Pull out every line with the word "Наименование".

(Extracted records)
---*---

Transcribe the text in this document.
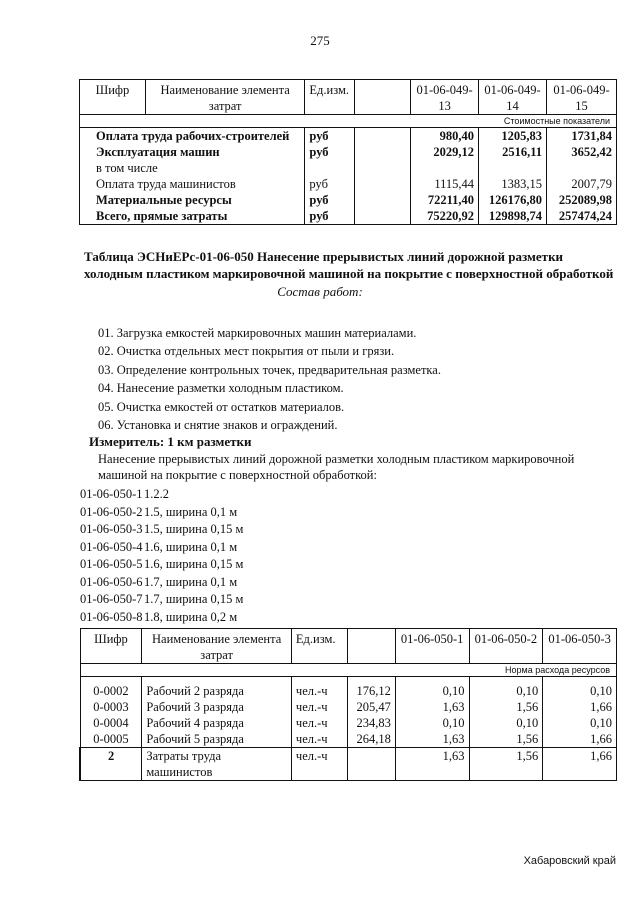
275
Шифр	Наименование элемента затрат	Ед.изм.		01-06-049-13	01-06-049-14	01-06-049-15
Стоимостные показатели						
Оплата труда рабочих-строителей		руб		980,40	1205,83	1731,84
Эксплуатация машин		руб		2029,12	2516,11	3652,42
в том числе						
Оплата труда машинистов		руб		1115,44	1383,15	2007,79
Материальные ресурсы		руб		72211,40	126176,80	252089,98
Всего, прямые затраты		руб		75220,92	129898,74	257474,24
Таблица ЭСНиЕРс-01-06-050 Нанесение прерывистых линий дорожной разметки холодным пластиком маркировочной машиной на покрытие с поверхностной обработкой
Состав работ:
01. Загрузка емкостей маркировочных машин материалами.
02. Очистка отдельных мест покрытия от пыли и грязи.
03. Определение контрольных точек, предварительная разметка.
04. Нанесение разметки холодным пластиком.
05. Очистка емкостей от остатков материалов.
06. Установка и снятие знаков и ограждений.
Измеритель: 1 км разметки
Нанесение прерывистых линий дорожной разметки холодным пластиком маркировочной машиной на покрытие с поверхностной обработкой:
01-06-050-1 1.2.2
01-06-050-2 1.5, ширина 0,1 м
01-06-050-3 1.5, ширина 0,15 м
01-06-050-4 1.6, ширина 0,1 м
01-06-050-5 1.6, ширина 0,15 м
01-06-050-6 1.7, ширина 0,1 м
01-06-050-7 1.7, ширина 0,15 м
01-06-050-8 1.8, ширина 0,2 м
Шифр	Наименование элемента затрат	Ед.изм.		01-06-050-1	01-06-050-2	01-06-050-3
Норма расхода ресурсов						

0-0002	Рабочий 2 разряда	чел.-ч	176,12	0,10	0,10	0,10
0-0003	Рабочий 3 разряда	чел.-ч	205,47	1,63	1,56	1,66
0-0004	Рабочий 4 разряда	чел.-ч	234,83	0,10	0,10	0,10
0-0005	Рабочий 5 разряда	чел.-ч	264,18	1,63	1,56	1,66
2	Затраты труда машинистов	чел.-ч		1,63	1,56	1,66
Хабаровский край
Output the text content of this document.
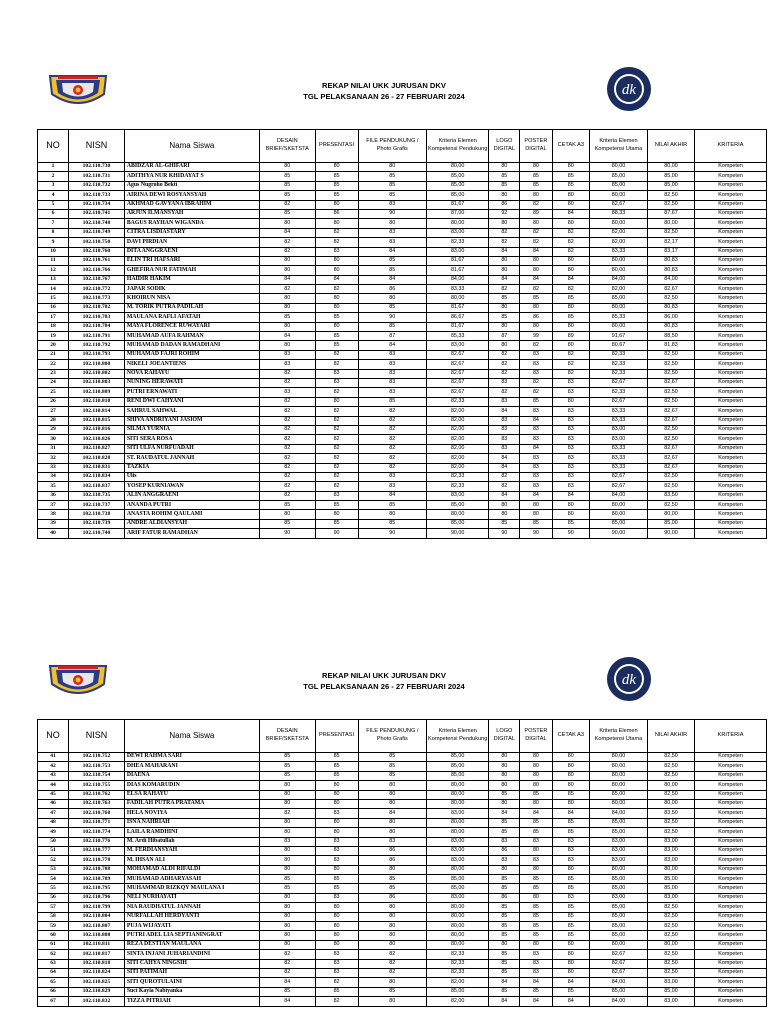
REKAP NILAI UKK JURUSAN DKV
TGL PELAKSANAAN 26 - 27 FEBRUARI 2024	dk
NO	NISN	Nama Siswa	DESAIN BRIEF/SKETSTA	PRESENTASI	FILE PENDUKUNG / Photo Grafis	Kriteria Elemen Kompetensi Pendukung	LOGO DIGITAL	POSTER DIGITAL	CETAK A3	Kriteria Elemen Kompetensi Utama	NILAI AKHIR	KRITERIA
1	102.110.730	ABIDZAR AL-GHIFARI	80	80	80	80,00	80	80	80	80,00	80,00	Kompeten
2	102.110.731	ADITHYA NUR KHIDAYAT S	85	85	85	85,00	85	85	85	85,00	85,00	Kompeten
3	102.110.732	Agus Nugroho Bekti	85	85	85	85,00	85	85	85	85,00	85,00	Kompeten
4	102.110.733	AIRINA DEWI ROSYANSYAH	85	85	85	85,00	80	80	80	80,00	82,50	Kompeten
5	102.110.734	AKHMAD GAVYANA IBRAHIM	82	80	83	81,67	86	82	80	82,67	82,50	Kompeten
6	102.110.741	ARJUN ILMANSYAH	85	86	90	87,00	92	89	84	88,33	87,67	Kompeten
7	102.110.748	BAGUS RAYHAN WIGANDA	80	80	80	80,00	80	80	80	80,00	80,00	Kompeten
8	102.110.749	CITRA LISDIASTARY	84	82	83	83,00	82	82	82	82,00	82,50	Kompeten
9	102.110.750	DAVI PIRDIAN	82	82	83	82,33	82	82	82	82,00	82,17	Kompeten
10	102.110.760	DITA ANGGRAENI	82	83	84	83,00	84	84	82	83,33	83,17	Kompeten
11	102.110.761	ELIN TRI HAFSARI	80	80	85	81,67	80	80	80	80,00	80,83	Kompeten
12	102.110.766	GHEFIRA NUR FATIMAH	80	80	85	81,67	80	80	80	80,00	80,83	Kompeten
13	102.110.767	HAIDIR HAKIM	84	84	84	84,00	84	84	84	84,00	84,00	Kompeten
14	102.110.772	JAPAR SODIK	82	82	86	83,33	82	82	82	82,00	82,67	Kompeten
15	102.110.773	KHOIRUN NISA	80	80	80	80,00	85	85	85	85,00	82,50	Kompeten
16	102.110.782	M. TORIK PUTRA PADILAH	80	80	85	81,67	80	80	80	80,00	80,83	Kompeten
17	102.110.783	MAULANA RAFLI AFATAH	85	85	90	86,67	85	86	85	85,33	86,00	Kompeten
18	102.110.784	MAYA FLORENCE RUWAYARI	80	80	85	81,67	80	80	80	80,00	80,83	Kompeten
19	102.110.791	MUHAMAD AUFA RAHMAN	84	85	87	85,33	87	99	89	91,67	88,50	Kompeten
20	102.110.792	MUHAMAD DADAN RAMADHANI	80	85	84	83,00	80	82	80	80,67	81,83	Kompeten
21	102.110.793	MUHAMAD FAJRI ROHIM	83	82	83	82,67	82	83	82	82,33	82,50	Kompeten
22	102.110.800	NIKELI JOEANTIENS	83	82	83	82,67	82	83	82	82,33	82,50	Kompeten
23	102.110.802	NOVA RAHAYU	82	83	83	82,67	82	83	82	82,33	82,50	Kompeten
24	102.110.803	NUNING HERAWATI	82	83	83	82,67	83	82	83	82,67	82,67	Kompeten
25	102.110.809	PUTRI ERNAWATI	83	82	83	82,67	82	82	83	82,33	82,50	Kompeten
26	102.110.810	RENI DWI CAHYANI	82	80	85	82,33	83	85	80	82,67	82,50	Kompeten
27	102.110.814	SAHRUL SAHWAL	82	82	82	82,00	84	83	83	83,33	82,67	Kompeten
28	102.110.815	SHIVA ANDRIYANI JASIOM	82	82	82	82,00	83	84	83	83,33	82,67	Kompeten
29	102.110.816	SILMA YURNIA	82	82	82	82,00	83	83	83	83,00	82,50	Kompeten
30	102.110.826	SITI SERA ROSA	82	82	82	82,00	83	83	83	83,00	82,50	Kompeten
31	102.110.827	SITI ULFA NURFUADAH	82	82	82	82,00	83	84	83	83,33	82,67	Kompeten
32	102.110.828	ST. RAUDATUL JANNAH	82	82	82	82,00	84	83	83	83,33	82,67	Kompeten
33	102.110.831	TAZKIA	82	82	82	82,00	84	83	83	83,33	82,67	Kompeten
34	102.110.834	Ulis	82	82	83	82,33	82	83	83	82,67	82,50	Kompeten
35	102.110.837	YOSEP KURNIAWAN	82	82	83	82,33	82	83	83	82,67	82,50	Kompeten
36	102.110.735	ALIN ANGGRAENI	82	83	84	83,00	84	84	84	84,00	83,50	Kompeten
37	102.110.737	ANANDA PUTRI	85	85	85	85,00	80	80	80	80,00	82,50	Kompeten
38	102.110.738	ANASTA ROHIM QAULAMI	80	80	80	80,00	80	80	80	80,00	80,00	Kompeten
39	102.110.739	ANDRE ALDIANSYAH	85	85	85	85,00	85	85	85	85,00	85,00	Kompeten
40	102.110.740	ARIF FATUR RAMADHAN	90	90	90	90,00	90	90	90	90,00	90,00	Kompeten
REKAP NILAI UKK JURUSAN DKV
TGL PELAKSANAAN 26 - 27 FEBRUARI 2024	dk
NO	NISN	Nama Siswa	DESAIN BRIEF/SKETSTA	PRESENTASI	FILE PENDUKUNG / Photo Grafis	Kriteria Elemen Kompetensi Pendukung	LOGO DIGITAL	POSTER DIGITAL	CETAK A3	Kriteria Elemen Kompetensi Utama	NILAI AKHIR	KRITERIA
41	102.110.752	DEWI RAHMA SARI	85	85	85	85,00	80	80	80	80,00	82,50	Kompeten
42	102.110.753	DHEA MAHARANI	85	85	85	85,00	80	80	80	80,00	82,50	Kompeten
43	102.110.754	DIAENA	85	85	85	85,00	80	80	80	80,00	82,50	Kompeten
44	102.110.755	DIAS KOMARUDIN	80	80	80	80,00	80	80	80	80,00	80,00	Kompeten
45	102.110.762	ELSA RAHAYU	80	80	80	80,00	85	85	85	85,00	82,50	Kompeten
46	102.110.763	FADILAH PUTRA PRATAMA	80	80	80	80,00	80	80	80	80,00	80,00	Kompeten
47	102.110.768	HELA NOVIYA	82	83	84	83,00	84	84	84	84,00	83,50	Kompeten
48	102.110.771	ISNA NAHRIAH	80	80	80	80,00	85	85	85	85,00	82,50	Kompeten
49	102.110.774	LAILA RAMDHINI	80	80	80	80,00	85	85	85	85,00	82,50	Kompeten
50	102.110.776	M. Ardi Hibatullah	83	83	83	83,00	83	83	83	83,00	83,00	Kompeten
51	102.110.777	M. FERDIANSYAH	80	83	86	83,00	86	80	83	83,00	83,00	Kompeten
52	102.110.778	M. IHSAN ALI	80	83	86	83,00	83	83	83	83,00	83,00	Kompeten
53	102.110.788	MOHAMAD ALDI RIFALDI	80	80	80	80,00	80	80	80	80,00	80,00	Kompeten
54	102.110.789	MUHAMAD ADHARYASAH	85	85	85	85,00	85	85	85	85,00	85,00	Kompeten
55	102.110.795	MUHAMMAD RIZKQY MAULANA I	85	85	85	85,00	85	85	85	85,00	85,00	Kompeten
56	102.110.796	NELI NURHAYATI	80	83	86	83,00	86	80	83	83,00	83,00	Kompeten
57	102.110.799	NIA RAUDHATUL JANNAH	80	80	80	80,00	85	85	85	85,00	82,50	Kompeten
58	102.110.804	NURFALLAH HERDYANTI	80	80	80	80,00	85	85	85	85,00	82,50	Kompeten
59	102.110.807	PUJA WIJAYATI	80	80	80	80,00	85	85	85	85,00	82,50	Kompeten
60	102.110.808	PUTRI ADEL LIA SEPTIANINGRAT	80	80	80	80,00	85	85	85	85,00	82,50	Kompeten
61	102.110.811	REZA DESTIAN MAULANA	80	80	80	80,00	80	80	80	80,00	80,00	Kompeten
62	102.110.817	SINTA INJANI JUHARIANDINI	82	83	82	82,33	85	83	80	82,67	82,50	Kompeten
63	102.110.818	SITI CAHYA NINGSIH	82	83	82	82,33	85	83	80	82,67	82,50	Kompeten
64	102.110.824	SITI PATIMAH	82	83	82	82,33	85	83	80	82,67	82,50	Kompeten
65	102.110.825	SITI QUROTULAINI	84	82	80	82,00	84	84	84	84,00	83,00	Kompeten
66	102.110.829	Suci Kayla Nabiyanka	85	85	85	85,00	85	85	85	85,00	85,00	Kompeten
67	102.110.832	TIZZA PITRIAH	84	82	80	82,00	84	84	84	84,00	83,00	Kompeten
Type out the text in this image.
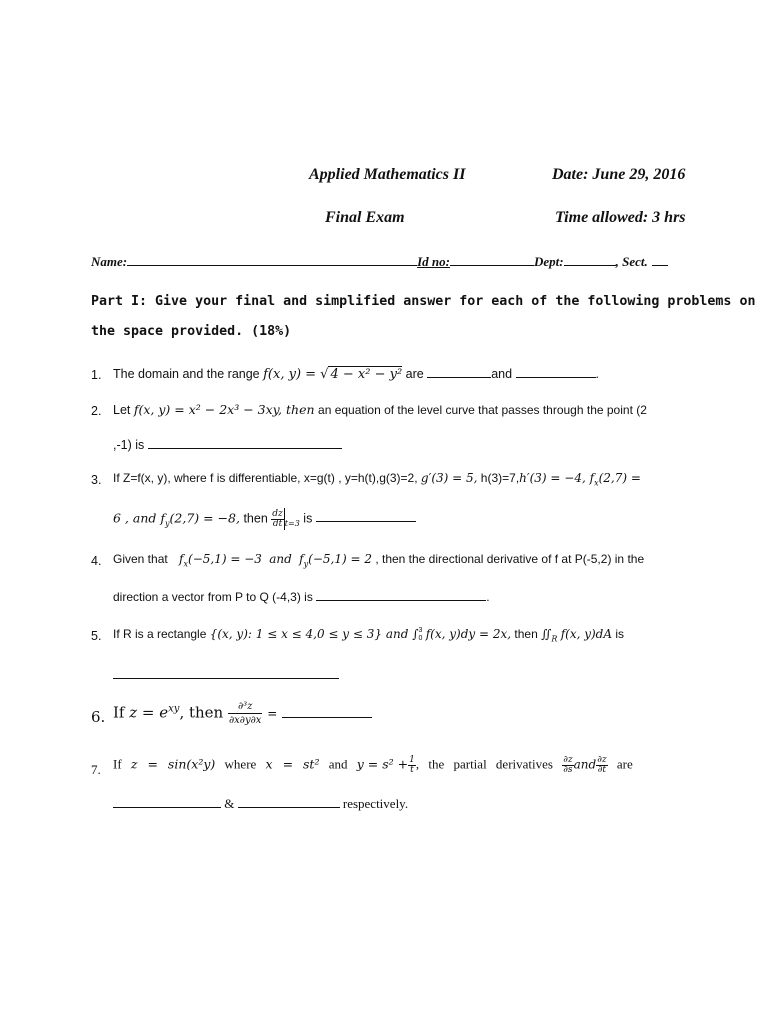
Applied Mathematics II	Date: June 29, 2016
Final Exam	Time allowed: 3 hrs
Name:	Id no:	Dept:	, Sect.
Part I: Give your final and simplified answer for each of the following problems on
the space provided. (18%)
1. The domain and the range f(x, y) = √ 4 − x² − y² are	and	.
2. Let f(x, y) = x² − 2x³ − 3xy, then an equation of the level curve that passes through the point (2
,-1) is
3. If Z=f(x, y), where f is differentiable, x=g(t) , y=h(t),g(3)=2, g′(3) = 5, h(3)=7,h′(3) = −4, $f_x(2,7)$ =
6 , and $f_y(2,7) = -8$, then $\frac{dz}{dt} _{t=3}$ is
4. Given that $f_x(-5,1) = -3$ and $f_y(-5,1) = 2$ , then the directional derivative of f at P(-5,2) in the
direction a vector from P to Q (-4,3) is	.
5. If R is a rectangle {(x, y): 1 ≤ x ≤ 4,0 ≤ y ≤ 3} and ∫ 3
0 f(x, y)dy = 2x, then $∬_R$ f(x, y)dA is
6. If $z = e^{xy}$, then $\frac{\text{∂³z}}{\partial x\partial y\partial x}$ =
7. If z = sin(x²y) where x = st² and $y = s^2 + \frac{1}{t}$ , the partial derivatives $\frac{\partial z}{\partial s}$ and $\frac{\partial z}{\partial t}$ are
&	respectively.
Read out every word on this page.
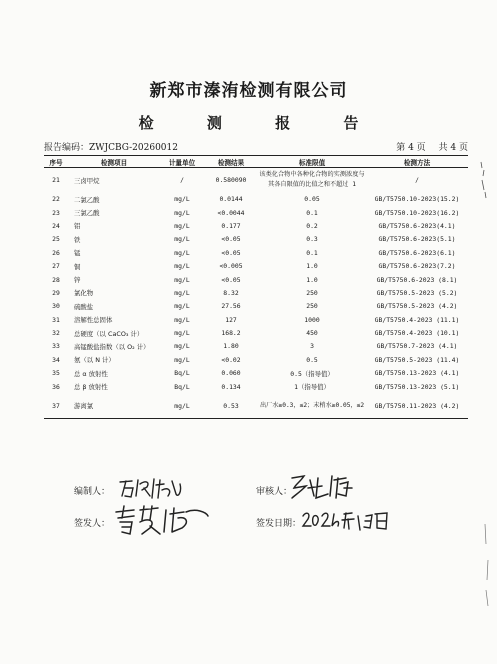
新郑市溱洧检测有限公司
检 测 报 告
报告编码：ZWJCBG-20260012	第 4 页 共 4 页
序号	检测项目	计量单位	检测结果	标准限值	检测方法
21	三卤甲烷	/	0.580090	该类化合物中各种化合物的实测浓度与其各自限值的比值之和不超过 1	/
22	二氯乙酸	mg/L	0.0144	0.05	GB/T5750.10-2023(15.2)
23	三氯乙酸	mg/L	<0.0044	0.1	GB/T5750.10-2023(16.2)
24	铝	mg/L	0.177	0.2	GB/T5750.6-2023(4.1)
25	铁	mg/L	<0.05	0.3	GB/T5750.6-2023(5.1)
26	锰	mg/L	<0.05	0.1	GB/T5750.6-2023(6.1)
27	铜	mg/L	<0.005	1.0	GB/T5750.6-2023(7.2)
28	锌	mg/L	<0.05	1.0	GB/T5750.6-2023 (8.1)
29	氯化物	mg/L	8.32	250	GB/T5750.5-2023 (5.2)
30	硫酸盐	mg/L	27.56	250	GB/T5750.5-2023 (4.2)
31	溶解性总固体	mg/L	127	1000	GB/T5750.4-2023 (11.1)
32	总硬度（以 CaCO₃ 计）	mg/L	168.2	450	GB/T5750.4-2023 (10.1)
33	高锰酸盐指数（以 O₂ 计）	mg/L	1.80	3	GB/T5750.7-2023 (4.1)
34	氨（以 N 计）	mg/L	<0.02	0.5	GB/T5750.5-2023 (11.4)
35	总 α 放射性	Bq/L	0.060	0.5（指导值）	GB/T5750.13-2023 (4.1)
36	总 β 放射性	Bq/L	0.134	1（指导值）	GB/T5750.13-2023 (5.1)
37	游离氯	mg/L	0.53	出厂水≥0.3，≤2；末梢水≥0.05，≤2	GB/T5750.11-2023 (4.2)
编制人：	审核人：
签发人：	签发日期：
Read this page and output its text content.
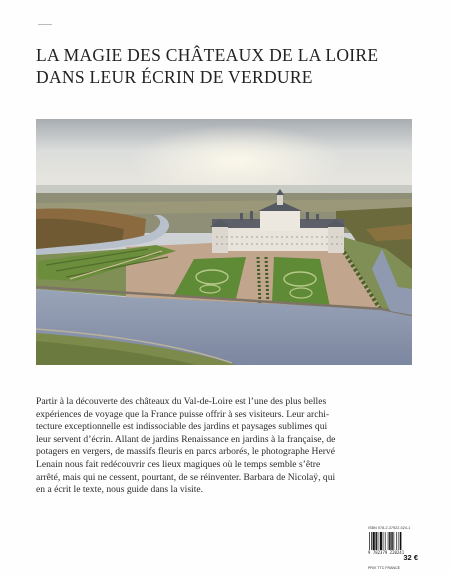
LA MAGIE DES CHÂTEAUX DE LA LOIRE
DANS LEUR ÉCRIN DE VERDURE
Partir à la découverte des châteaux du Val-de-Loire est l’une des plus belles
expériences de voyage que la France puisse offrir à ses visiteurs. Leur archi-
tecture exceptionnelle est indissociable des jardins et paysages sublimes qui
leur servent d’écrin. Allant de jardins Renaissance en jardins à la française, de
potagers en vergers, de massifs fleuris en parcs arborés, le photographe Hervé
Lenain nous fait redécouvrir ces lieux magiques où le temps semble s’être
arrêté, mais qui ne cessent, pourtant, de se réinventer. Barbara de Nicolaÿ, qui
en a écrit le texte, nous guide dans la visite.
ISBN 978-2-37922-024-1
9 782379 220241
PRIX TTC FRANCE
32 €
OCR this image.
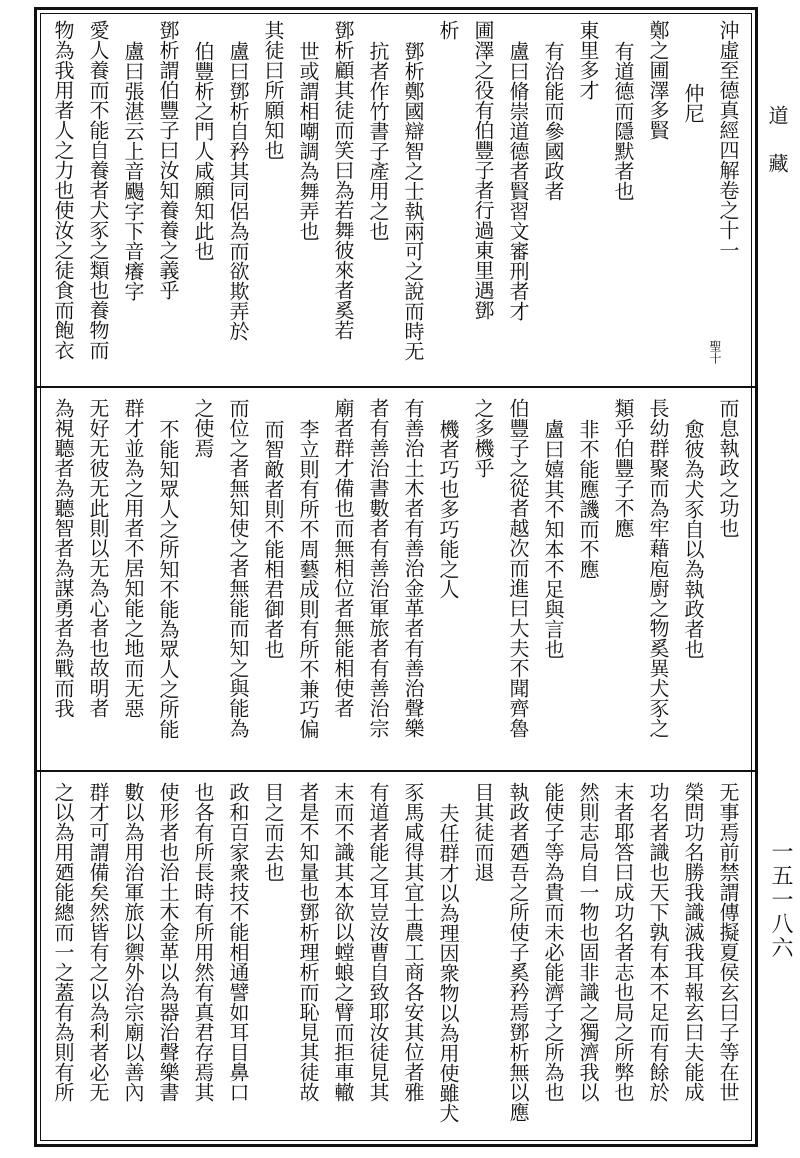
道藏
一五一八六
聖十
沖虛至德真經四解卷之十一
仲尼
鄭之圃澤多賢
有道德而隱默者也
東里多才
有治能而參國政者
盧曰脩崇道德者賢習文審刑者才
圃澤之役有伯豐子者行過東里遇鄧
析
鄧析鄭國辯智之士執兩可之說而時无
抗者作竹書子產用之也
鄧析顧其徒而笑曰為若舞彼來者奚若
世或謂相嘲調為舞弄也
其徒曰所願知也
盧曰鄧析自矜其同侶為而欲欺弄於
伯豐析之門人咸願知此也
鄧析謂伯豐子曰汝知養養之義乎
盧曰張湛云上音颺字下音癢字
愛人養而不能自養者犬豕之類也養物而
物為我用者人之力也使汝之徒食而飽衣
而息執政之功也
愈彼為犬豕自以為執政者也
長幼群聚而為牢藉庖廚之物奚異犬豕之
類乎伯豐子不應
非不能應譏而不應
盧曰嬉其不知本不足與言也
伯豐子之從者越次而進曰大夫不聞齊魯
之多機乎
機者巧也多巧能之人
有善治土木者有善治金革者有善治聲樂
者有善治書數者有善治軍旅者有善治宗
廟者群才備也而無相位者無能相使者
李立則有所不周藝成則有所不兼巧偏
而智敵者則不能相君御者也
而位之者無知使之者無能而知之與能為
之使焉
不能知眾人之所知不能為眾人之所能
群才並為之用者不居知能之地而无惡
无好无彼无此則以无為心者也故明者
為視聽者為聽智者為謀勇者為戰而我
无事焉前禁謂傳擬夏侯玄曰子等在世
榮問功名勝我識滅我耳報玄曰夫能成
功名者識也天下孰有本不足而有餘於
末者耶答曰成功名者志也局之所弊也
然則志局自一物也固非識之獨濟我以
能使子等為貴而未必能濟子之所為也
執政者廼吾之所使子奚矜焉鄧析無以應
目其徒而退
夫任群才以為理因衆物以為用使雖犬
豕馬咸得其宜士農工商各安其位者雅
有道者能之耳豈汝曹自致耶汝徒見其
末而不識其本欲以螳蜋之臂而拒車轍
者是不知量也鄧析理析而恥見其徒故
目之而去也
政和百家衆技不能相通譬如耳目鼻口
也各有所長時有所用然有真君存焉其
使形者也治土木金革以為器治聲樂書
數以為用治軍旅以禦外治宗廟以善內
群才可謂備矣然皆有之以為利者必无
之以為用廼能總而一之蓋有為則有所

---*---

=== Response to the exercise ===
Шифр	Наименование элемента затрат	Ед.изм.		01-06-049-13	01-06-049-14	01-06-049-15
Шифр	Наименование элемента затрат	Ед.изм.		01-06-050-1	01-06-050-2	01-06-050-3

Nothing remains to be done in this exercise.